● The exercise:
Return all lines where the word "info" can be found.

● Dataset:
___
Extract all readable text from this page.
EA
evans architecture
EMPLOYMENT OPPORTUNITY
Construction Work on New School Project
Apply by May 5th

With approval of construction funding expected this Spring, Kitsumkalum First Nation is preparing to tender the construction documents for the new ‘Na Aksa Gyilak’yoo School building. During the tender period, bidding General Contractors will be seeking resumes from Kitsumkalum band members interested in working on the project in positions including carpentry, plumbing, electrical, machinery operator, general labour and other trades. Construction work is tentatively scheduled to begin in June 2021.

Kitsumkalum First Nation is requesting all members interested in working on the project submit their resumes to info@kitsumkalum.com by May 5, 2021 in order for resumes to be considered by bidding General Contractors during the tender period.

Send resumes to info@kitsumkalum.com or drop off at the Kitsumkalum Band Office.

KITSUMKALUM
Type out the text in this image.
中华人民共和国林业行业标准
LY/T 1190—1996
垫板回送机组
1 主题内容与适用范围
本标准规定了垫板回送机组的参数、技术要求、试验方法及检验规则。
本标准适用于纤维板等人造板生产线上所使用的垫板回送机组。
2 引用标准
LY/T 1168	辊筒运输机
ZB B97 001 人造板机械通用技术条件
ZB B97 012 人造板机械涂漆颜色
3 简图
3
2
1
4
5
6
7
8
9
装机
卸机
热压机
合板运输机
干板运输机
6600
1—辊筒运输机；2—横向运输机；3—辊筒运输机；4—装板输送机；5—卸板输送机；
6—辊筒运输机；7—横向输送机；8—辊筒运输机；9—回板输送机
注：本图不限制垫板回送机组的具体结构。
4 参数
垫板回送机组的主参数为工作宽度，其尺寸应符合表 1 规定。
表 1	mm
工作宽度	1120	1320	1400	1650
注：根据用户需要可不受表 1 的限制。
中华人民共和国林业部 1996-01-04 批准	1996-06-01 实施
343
___
● Solution to the exercise:
Kitsumkalum First Nation is requesting all members interested in working on the project submit their resumes to info@kitsumkalum.com by May 5, 2021 in order for resumes to be considered by bidding General Contractors during the tender period.
Send resumes to info@kitsumkalum.com or drop off at the Kitsumkalum Band Office.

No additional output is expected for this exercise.